*SET EXERCISE*:
Extract every entry word for word. Skip the pictures.

___ LISTING ___

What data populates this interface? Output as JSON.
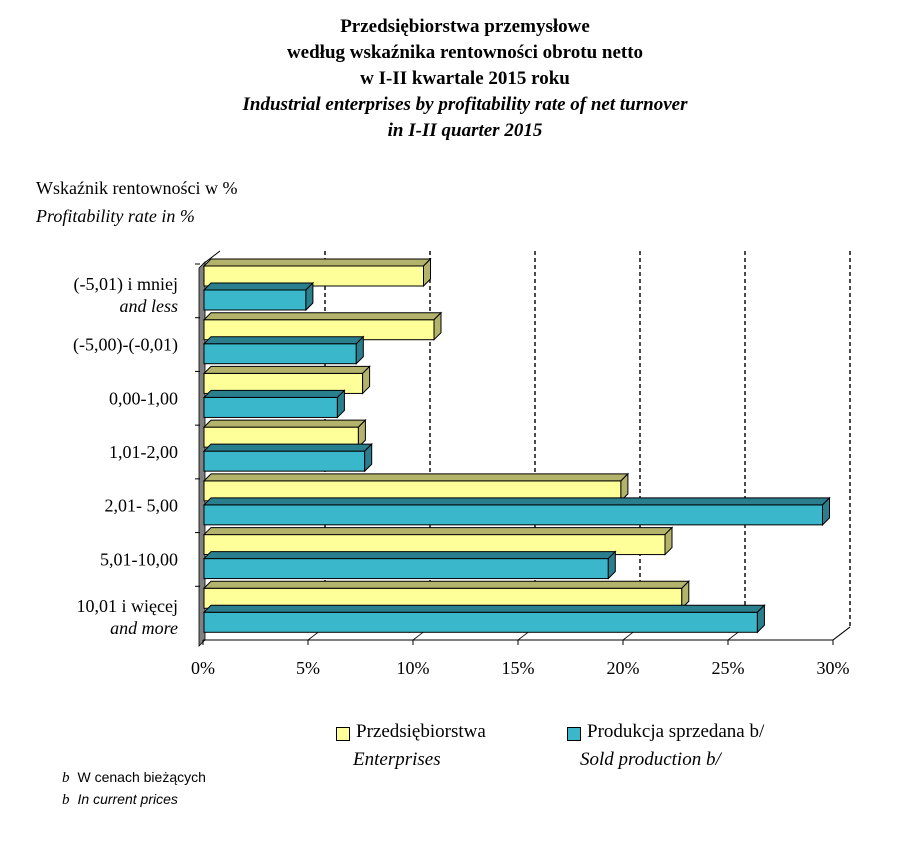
{
  "chart_data": {
    "type": "bar",
    "orientation": "horizontal",
    "title": [
      "Przedsiębiorstwa przemysłowe",
      "według wskaźnika rentowności obrotu netto",
      "w I-II kwartale 2015 roku"
    ],
    "title_en": [
      "Industrial enterprises by profitability rate of  net turnover",
      "in I-II quarter 2015"
    ],
    "ylabel": "Wskaźnik rentowności w %",
    "ylabel_en": "Profitability rate in %",
    "categories": [
      {
        "label": "(-5,01) i mniej",
        "label_en": "and less"
      },
      {
        "label": "(-5,00)-(-0,01)",
        "label_en": ""
      },
      {
        "label": "0,00-1,00",
        "label_en": ""
      },
      {
        "label": "1,01-2,00",
        "label_en": ""
      },
      {
        "label": "2,01- 5,00",
        "label_en": ""
      },
      {
        "label": "5,01-10,00",
        "label_en": ""
      },
      {
        "label": "10,01 i więcej",
        "label_en": "and more"
      }
    ],
    "series": [
      {
        "name": "Przedsiębiorstwa",
        "name_en": "Enterprises",
        "color": "#FFFF99",
        "side_color": "#B3B36B",
        "values": [
          10.5,
          11.0,
          7.6,
          7.4,
          19.9,
          22.0,
          22.8
        ]
      },
      {
        "name": "Produkcja sprzedana b/",
        "name_en": "Sold production b/",
        "color": "#3BB7CC",
        "side_color": "#2A7F8F",
        "values": [
          4.9,
          7.3,
          6.4,
          7.7,
          29.5,
          19.3,
          26.4
        ]
      }
    ],
    "xlim": [
      0,
      30
    ],
    "xticks": [
      0,
      5,
      10,
      15,
      20,
      25,
      30
    ],
    "xtick_labels": [
      "0%",
      "5%",
      "10%",
      "15%",
      "20%",
      "25%",
      "30%"
    ],
    "gridlines": "vertical dashed"
  },
  "footnotes": [
    {
      "mark": "b",
      "text": "W cenach bieżących"
    },
    {
      "mark": "b",
      "text": "In current prices"
    }
  ]
}
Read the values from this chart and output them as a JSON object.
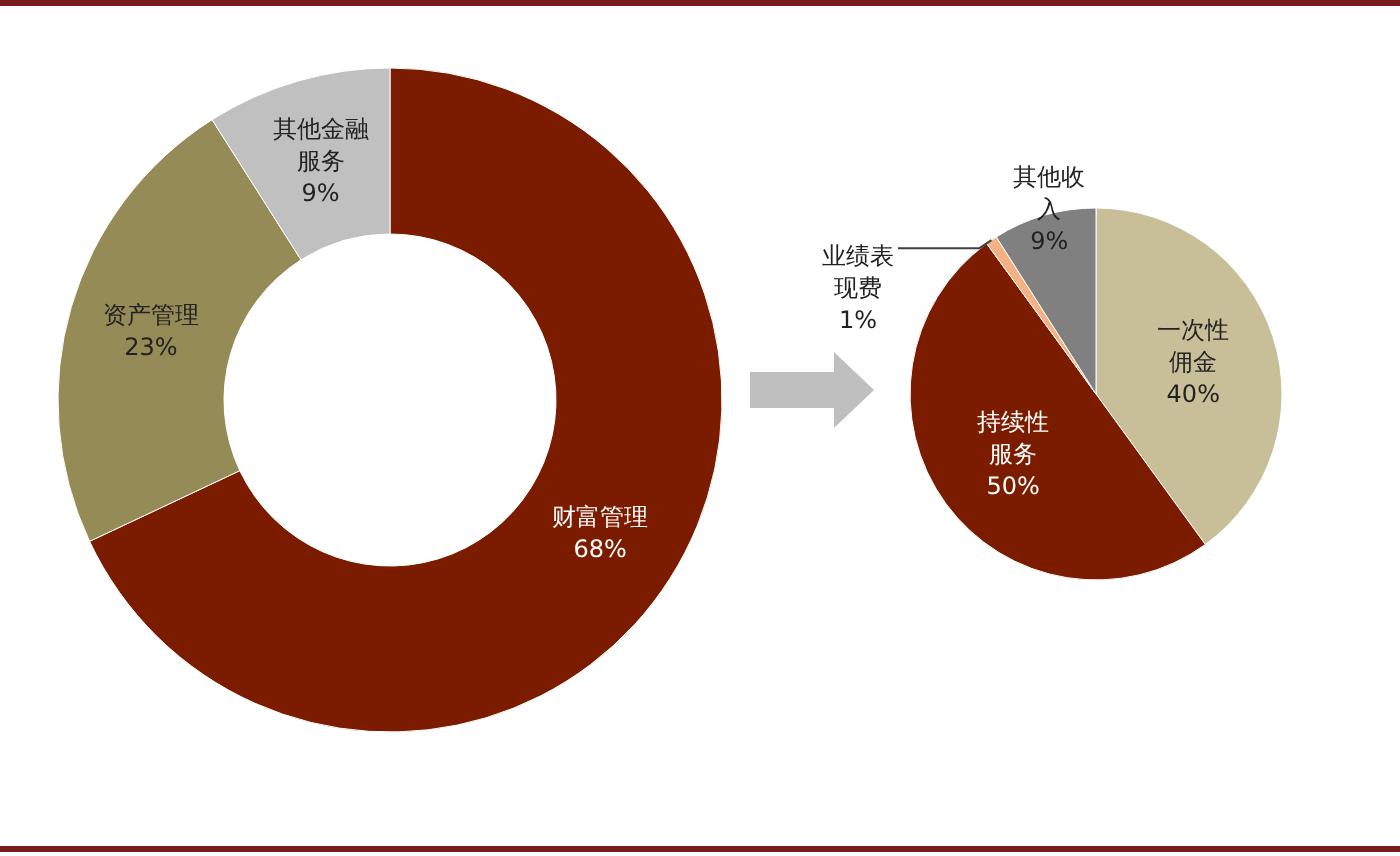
{
  "chart_data": [
    {
      "type": "donut",
      "categories": [
        "财富管理",
        "资产管理",
        "其他金融服务"
      ],
      "values": [
        68,
        23,
        9
      ],
      "colors": [
        "#7b1c00",
        "#958b57",
        "#c0c0c0"
      ],
      "value_labels": [
        "68%",
        "23%",
        "9%"
      ]
    },
    {
      "type": "pie",
      "categories": [
        "一次性佣金",
        "持续性服务",
        "业绩表现费",
        "其他收入"
      ],
      "values": [
        40,
        50,
        1,
        9
      ],
      "colors": [
        "#c8bf99",
        "#7b1c00",
        "#f4b183",
        "#808080"
      ],
      "value_labels": [
        "40%",
        "50%",
        "1%",
        "9%"
      ]
    }
  ]
}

___

*RESULT OF THE EXERCISE*:
What data populates this interface? Output as JSON.
{
  "chart_data": {
    "type": "bar",
    "orientation": "horizontal",
    "title": [
      "Przedsiębiorstwa przemysłowe",
      "według wskaźnika rentowności obrotu netto",
      "w I-II kwartale 2015 roku"
    ],
    "title_en": [
      "Industrial enterprises by profitability rate of  net turnover",
      "in I-II quarter 2015"
    ],
    "ylabel": "Wskaźnik rentowności w %",
    "ylabel_en": "Profitability rate in %",
    "categories": [
      {
        "label": "(-5,01) i mniej",
        "label_en": "and less"
      },
      {
        "label": "(-5,00)-(-0,01)",
        "label_en": ""
      },
      {
        "label": "0,00-1,00",
        "label_en": ""
      },
      {
        "label": "1,01-2,00",
        "label_en": ""
      },
      {
        "label": "2,01- 5,00",
        "label_en": ""
      },
      {
        "label": "5,01-10,00",
        "label_en": ""
      },
      {
        "label": "10,01 i więcej",
        "label_en": "and more"
      }
    ],
    "series": [
      {
        "name": "Przedsiębiorstwa",
        "name_en": "Enterprises",
        "color": "#FFFF99",
        "side_color": "#B3B36B",
        "values": [
          10.5,
          11.0,
          7.6,
          7.4,
          19.9,
          22.0,
          22.8
        ]
      },
      {
        "name": "Produkcja sprzedana b/",
        "name_en": "Sold production b/",
        "color": "#3BB7CC",
        "side_color": "#2A7F8F",
        "values": [
          4.9,
          7.3,
          6.4,
          7.7,
          29.5,
          19.3,
          26.4
        ]
      }
    ],
    "xlim": [
      0,
      30
    ],
    "xticks": [
      0,
      5,
      10,
      15,
      20,
      25,
      30
    ],
    "xtick_labels": [
      "0%",
      "5%",
      "10%",
      "15%",
      "20%",
      "25%",
      "30%"
    ],
    "gridlines": "vertical dashed"
  },
  "footnotes": [
    {
      "mark": "b",
      "text": "W cenach bieżących"
    },
    {
      "mark": "b",
      "text": "In current prices"
    }
  ]
}
Read the values from this chart and output them as a JSON object.
{
  "chart_data": [
    {
      "type": "donut",
      "categories": [
        "财富管理",
        "资产管理",
        "其他金融服务"
      ],
      "values": [
        68,
        23,
        9
      ],
      "colors": [
        "#7b1c00",
        "#958b57",
        "#c0c0c0"
      ],
      "value_labels": [
        "68%",
        "23%",
        "9%"
      ]
    },
    {
      "type": "pie",
      "categories": [
        "一次性佣金",
        "持续性服务",
        "业绩表现费",
        "其他收入"
      ],
      "values": [
        40,
        50,
        1,
        9
      ],
      "colors": [
        "#c8bf99",
        "#7b1c00",
        "#f4b183",
        "#808080"
      ],
      "value_labels": [
        "40%",
        "50%",
        "1%",
        "9%"
      ]
    }
  ]
}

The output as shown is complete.